## start RECORDS SUPPLIED

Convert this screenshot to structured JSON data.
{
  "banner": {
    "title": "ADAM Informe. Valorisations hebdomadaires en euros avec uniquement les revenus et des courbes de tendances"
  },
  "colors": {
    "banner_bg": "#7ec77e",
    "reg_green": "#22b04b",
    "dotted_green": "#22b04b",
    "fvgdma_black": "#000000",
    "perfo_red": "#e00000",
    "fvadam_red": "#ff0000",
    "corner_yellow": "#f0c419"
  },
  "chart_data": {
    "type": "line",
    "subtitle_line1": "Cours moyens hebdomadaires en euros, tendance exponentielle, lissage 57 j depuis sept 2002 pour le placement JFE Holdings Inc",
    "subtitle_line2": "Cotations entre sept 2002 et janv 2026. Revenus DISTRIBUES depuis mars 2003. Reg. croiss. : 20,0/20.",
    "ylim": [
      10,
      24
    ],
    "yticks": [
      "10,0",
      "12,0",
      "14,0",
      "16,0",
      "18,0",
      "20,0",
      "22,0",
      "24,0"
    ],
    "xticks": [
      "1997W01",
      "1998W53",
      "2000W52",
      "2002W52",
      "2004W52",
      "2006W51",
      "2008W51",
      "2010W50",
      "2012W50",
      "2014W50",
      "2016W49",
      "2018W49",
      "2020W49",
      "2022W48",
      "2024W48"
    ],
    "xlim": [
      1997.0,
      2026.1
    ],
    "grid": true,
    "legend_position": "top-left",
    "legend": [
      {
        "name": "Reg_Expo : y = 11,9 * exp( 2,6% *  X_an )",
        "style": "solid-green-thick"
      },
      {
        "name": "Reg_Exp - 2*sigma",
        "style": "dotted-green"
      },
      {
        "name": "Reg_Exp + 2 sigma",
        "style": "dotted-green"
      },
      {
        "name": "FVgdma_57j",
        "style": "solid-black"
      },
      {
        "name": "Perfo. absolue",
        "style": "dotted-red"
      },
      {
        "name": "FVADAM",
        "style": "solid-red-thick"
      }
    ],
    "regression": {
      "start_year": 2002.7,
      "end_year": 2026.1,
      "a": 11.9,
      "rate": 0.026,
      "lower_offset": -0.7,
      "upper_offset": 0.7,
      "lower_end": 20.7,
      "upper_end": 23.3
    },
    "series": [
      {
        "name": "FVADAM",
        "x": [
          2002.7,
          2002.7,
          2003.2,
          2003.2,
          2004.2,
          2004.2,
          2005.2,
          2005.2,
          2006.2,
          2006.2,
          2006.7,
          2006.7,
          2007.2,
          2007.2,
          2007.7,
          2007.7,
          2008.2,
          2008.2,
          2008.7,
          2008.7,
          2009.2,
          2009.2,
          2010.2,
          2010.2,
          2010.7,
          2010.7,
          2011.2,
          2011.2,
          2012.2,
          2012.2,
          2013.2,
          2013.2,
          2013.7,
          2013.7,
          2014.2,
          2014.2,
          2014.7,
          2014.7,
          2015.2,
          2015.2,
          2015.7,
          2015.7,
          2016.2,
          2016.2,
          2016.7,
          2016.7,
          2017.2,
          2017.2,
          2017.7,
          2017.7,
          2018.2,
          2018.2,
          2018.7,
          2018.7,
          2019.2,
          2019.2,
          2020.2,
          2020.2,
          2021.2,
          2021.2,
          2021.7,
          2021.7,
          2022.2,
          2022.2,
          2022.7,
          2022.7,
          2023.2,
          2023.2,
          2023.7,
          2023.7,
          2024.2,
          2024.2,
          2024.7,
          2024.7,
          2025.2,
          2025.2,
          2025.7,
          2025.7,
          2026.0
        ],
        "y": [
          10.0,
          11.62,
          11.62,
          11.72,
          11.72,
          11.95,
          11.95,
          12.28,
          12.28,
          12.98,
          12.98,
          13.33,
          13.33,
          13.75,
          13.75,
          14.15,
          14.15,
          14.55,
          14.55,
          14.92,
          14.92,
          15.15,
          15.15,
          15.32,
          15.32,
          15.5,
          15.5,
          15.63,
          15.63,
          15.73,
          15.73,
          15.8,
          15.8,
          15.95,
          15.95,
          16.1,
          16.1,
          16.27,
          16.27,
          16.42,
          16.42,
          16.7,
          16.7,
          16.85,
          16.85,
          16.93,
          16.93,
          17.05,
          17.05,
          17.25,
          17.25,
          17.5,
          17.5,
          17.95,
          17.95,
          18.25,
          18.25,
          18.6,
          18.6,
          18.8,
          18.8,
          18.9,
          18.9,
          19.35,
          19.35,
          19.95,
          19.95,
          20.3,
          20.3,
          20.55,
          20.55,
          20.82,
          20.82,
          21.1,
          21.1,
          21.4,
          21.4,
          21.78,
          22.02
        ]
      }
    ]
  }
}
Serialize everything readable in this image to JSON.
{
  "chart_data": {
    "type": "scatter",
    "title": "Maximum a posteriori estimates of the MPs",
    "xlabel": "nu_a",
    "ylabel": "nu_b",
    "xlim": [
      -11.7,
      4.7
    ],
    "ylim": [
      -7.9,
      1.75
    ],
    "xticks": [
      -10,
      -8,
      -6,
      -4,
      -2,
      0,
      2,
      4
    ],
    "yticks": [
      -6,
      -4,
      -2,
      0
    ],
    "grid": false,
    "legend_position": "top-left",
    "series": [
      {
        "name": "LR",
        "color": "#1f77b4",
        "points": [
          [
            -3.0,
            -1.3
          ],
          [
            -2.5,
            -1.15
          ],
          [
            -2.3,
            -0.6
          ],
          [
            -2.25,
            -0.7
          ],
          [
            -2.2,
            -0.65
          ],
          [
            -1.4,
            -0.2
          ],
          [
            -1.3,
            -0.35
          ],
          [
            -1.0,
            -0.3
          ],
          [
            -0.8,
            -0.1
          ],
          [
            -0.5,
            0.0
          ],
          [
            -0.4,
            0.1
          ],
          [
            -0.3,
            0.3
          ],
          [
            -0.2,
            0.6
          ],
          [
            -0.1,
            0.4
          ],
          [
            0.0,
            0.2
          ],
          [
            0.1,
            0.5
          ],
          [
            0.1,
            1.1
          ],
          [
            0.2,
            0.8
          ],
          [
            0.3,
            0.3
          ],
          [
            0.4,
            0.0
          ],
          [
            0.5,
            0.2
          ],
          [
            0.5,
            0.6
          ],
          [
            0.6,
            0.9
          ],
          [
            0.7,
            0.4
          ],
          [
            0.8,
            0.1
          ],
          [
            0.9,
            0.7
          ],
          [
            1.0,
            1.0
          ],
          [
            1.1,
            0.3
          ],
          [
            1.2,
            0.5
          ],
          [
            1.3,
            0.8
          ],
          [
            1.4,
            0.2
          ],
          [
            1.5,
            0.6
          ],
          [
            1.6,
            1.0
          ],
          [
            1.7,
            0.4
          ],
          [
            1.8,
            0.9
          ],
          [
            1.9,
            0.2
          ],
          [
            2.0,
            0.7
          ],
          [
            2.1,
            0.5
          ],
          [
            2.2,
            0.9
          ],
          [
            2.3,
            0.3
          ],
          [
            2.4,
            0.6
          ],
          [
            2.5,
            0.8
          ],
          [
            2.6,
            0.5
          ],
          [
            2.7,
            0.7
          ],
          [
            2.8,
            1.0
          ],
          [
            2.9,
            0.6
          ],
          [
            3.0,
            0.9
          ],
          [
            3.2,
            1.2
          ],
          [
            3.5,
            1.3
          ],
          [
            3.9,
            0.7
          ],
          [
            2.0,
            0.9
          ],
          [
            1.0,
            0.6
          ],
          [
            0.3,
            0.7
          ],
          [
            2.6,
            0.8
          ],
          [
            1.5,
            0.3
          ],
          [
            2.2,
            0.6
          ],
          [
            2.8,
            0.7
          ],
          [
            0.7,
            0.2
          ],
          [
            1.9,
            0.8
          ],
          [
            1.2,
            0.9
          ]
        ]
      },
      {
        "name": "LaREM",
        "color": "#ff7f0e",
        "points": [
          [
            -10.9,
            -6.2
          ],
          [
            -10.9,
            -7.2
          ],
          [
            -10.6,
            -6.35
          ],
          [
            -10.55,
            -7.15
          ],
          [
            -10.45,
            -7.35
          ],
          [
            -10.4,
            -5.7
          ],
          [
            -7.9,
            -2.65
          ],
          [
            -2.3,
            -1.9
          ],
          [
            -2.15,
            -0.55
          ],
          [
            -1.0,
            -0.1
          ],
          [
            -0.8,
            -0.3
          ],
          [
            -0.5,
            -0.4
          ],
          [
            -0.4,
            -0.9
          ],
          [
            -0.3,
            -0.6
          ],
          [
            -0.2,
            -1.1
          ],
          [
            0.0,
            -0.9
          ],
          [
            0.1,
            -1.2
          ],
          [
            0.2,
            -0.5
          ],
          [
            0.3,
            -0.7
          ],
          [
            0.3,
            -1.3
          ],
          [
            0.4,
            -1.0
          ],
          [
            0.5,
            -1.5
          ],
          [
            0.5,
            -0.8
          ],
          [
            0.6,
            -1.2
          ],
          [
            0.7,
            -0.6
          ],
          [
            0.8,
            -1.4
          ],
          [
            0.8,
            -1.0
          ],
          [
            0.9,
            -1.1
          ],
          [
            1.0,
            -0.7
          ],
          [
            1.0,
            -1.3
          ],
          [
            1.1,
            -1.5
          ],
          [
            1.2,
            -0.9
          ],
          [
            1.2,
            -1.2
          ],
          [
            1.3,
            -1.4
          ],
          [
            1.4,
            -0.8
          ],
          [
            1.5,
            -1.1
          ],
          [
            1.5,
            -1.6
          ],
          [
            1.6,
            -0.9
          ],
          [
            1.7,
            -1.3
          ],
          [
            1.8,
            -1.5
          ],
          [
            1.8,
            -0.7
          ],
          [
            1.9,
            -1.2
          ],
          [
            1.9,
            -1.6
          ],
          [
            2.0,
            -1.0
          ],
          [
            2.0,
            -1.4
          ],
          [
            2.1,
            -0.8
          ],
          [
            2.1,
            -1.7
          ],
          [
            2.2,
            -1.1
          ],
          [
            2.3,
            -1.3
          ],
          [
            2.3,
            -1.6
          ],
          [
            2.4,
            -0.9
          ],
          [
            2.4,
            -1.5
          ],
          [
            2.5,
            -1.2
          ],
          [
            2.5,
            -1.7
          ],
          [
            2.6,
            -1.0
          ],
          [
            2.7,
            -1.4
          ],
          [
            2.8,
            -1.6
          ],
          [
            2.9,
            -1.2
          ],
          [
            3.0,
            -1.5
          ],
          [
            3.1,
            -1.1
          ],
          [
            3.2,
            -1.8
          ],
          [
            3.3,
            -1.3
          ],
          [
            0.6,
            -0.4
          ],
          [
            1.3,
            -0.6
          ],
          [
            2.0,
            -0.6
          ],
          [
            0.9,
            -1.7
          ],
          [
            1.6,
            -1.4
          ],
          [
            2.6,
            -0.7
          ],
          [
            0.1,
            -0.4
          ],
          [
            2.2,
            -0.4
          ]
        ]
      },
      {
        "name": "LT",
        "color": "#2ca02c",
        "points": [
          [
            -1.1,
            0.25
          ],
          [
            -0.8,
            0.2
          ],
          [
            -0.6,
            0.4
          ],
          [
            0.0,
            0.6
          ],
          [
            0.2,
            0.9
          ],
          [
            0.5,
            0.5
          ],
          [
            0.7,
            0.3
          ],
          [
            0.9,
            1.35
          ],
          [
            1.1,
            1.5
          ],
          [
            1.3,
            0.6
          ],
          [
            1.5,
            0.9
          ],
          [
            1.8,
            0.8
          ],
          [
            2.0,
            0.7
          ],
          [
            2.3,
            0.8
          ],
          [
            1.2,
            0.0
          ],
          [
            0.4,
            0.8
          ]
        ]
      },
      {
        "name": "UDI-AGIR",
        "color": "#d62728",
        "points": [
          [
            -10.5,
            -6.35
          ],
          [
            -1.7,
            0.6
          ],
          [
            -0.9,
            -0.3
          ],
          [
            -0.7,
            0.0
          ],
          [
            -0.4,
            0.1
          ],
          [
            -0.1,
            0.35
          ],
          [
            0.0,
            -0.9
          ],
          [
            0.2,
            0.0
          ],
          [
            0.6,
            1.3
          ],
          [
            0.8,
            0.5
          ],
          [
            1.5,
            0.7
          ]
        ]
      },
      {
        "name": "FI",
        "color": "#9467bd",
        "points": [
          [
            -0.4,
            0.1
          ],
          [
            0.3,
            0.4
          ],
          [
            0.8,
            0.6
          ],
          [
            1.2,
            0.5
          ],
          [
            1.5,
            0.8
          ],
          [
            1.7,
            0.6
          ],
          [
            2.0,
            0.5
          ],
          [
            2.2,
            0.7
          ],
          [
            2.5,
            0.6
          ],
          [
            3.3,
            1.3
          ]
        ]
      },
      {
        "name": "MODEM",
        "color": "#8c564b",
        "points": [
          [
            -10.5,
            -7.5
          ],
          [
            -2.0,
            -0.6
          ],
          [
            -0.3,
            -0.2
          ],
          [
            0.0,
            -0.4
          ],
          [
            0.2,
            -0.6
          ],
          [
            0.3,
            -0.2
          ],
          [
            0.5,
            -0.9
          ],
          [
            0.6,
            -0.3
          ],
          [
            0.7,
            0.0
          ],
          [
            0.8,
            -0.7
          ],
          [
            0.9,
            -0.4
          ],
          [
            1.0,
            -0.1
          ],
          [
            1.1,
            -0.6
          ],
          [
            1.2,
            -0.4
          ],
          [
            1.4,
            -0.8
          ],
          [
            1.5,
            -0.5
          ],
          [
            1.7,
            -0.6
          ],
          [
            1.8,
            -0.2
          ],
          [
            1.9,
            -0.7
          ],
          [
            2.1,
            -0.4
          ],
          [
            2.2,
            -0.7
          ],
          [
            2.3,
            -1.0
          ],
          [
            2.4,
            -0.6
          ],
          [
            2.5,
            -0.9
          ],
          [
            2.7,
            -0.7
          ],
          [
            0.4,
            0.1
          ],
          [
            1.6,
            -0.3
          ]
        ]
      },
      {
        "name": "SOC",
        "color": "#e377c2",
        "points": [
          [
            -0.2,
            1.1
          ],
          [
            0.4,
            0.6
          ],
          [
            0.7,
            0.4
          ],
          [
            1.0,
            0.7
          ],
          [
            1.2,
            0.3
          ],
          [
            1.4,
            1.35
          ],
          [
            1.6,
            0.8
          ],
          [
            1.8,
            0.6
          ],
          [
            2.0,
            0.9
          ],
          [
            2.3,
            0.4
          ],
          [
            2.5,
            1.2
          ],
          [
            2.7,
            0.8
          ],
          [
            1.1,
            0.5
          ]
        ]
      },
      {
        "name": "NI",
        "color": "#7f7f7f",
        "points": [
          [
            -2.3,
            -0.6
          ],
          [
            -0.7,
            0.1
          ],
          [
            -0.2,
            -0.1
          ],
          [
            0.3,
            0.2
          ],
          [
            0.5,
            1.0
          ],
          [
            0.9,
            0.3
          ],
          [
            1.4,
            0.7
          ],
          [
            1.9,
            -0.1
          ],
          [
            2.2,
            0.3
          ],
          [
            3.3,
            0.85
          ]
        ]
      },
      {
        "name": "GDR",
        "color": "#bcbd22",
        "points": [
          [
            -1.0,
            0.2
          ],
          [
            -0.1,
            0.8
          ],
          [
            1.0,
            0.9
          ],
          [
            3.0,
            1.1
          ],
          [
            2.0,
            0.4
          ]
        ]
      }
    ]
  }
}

## end RECORDS SUPPLIED

#### WHAT IS EXPECTED
From the listing above, pick out each line where the word "depuis" appears.

#### SOLUTION FOR THIS PROBLEM
    "subtitle_line1": "Cours moyens hebdomadaires en euros, tendance exponentielle, lissage 57 j depuis sept 2002 pour le placement JFE Holdings Inc",
    "subtitle_line2": "Cotations entre sept 2002 et janv 2026. Revenus DISTRIBUES depuis mars 2003. Reg. croiss. : 20,0/20.",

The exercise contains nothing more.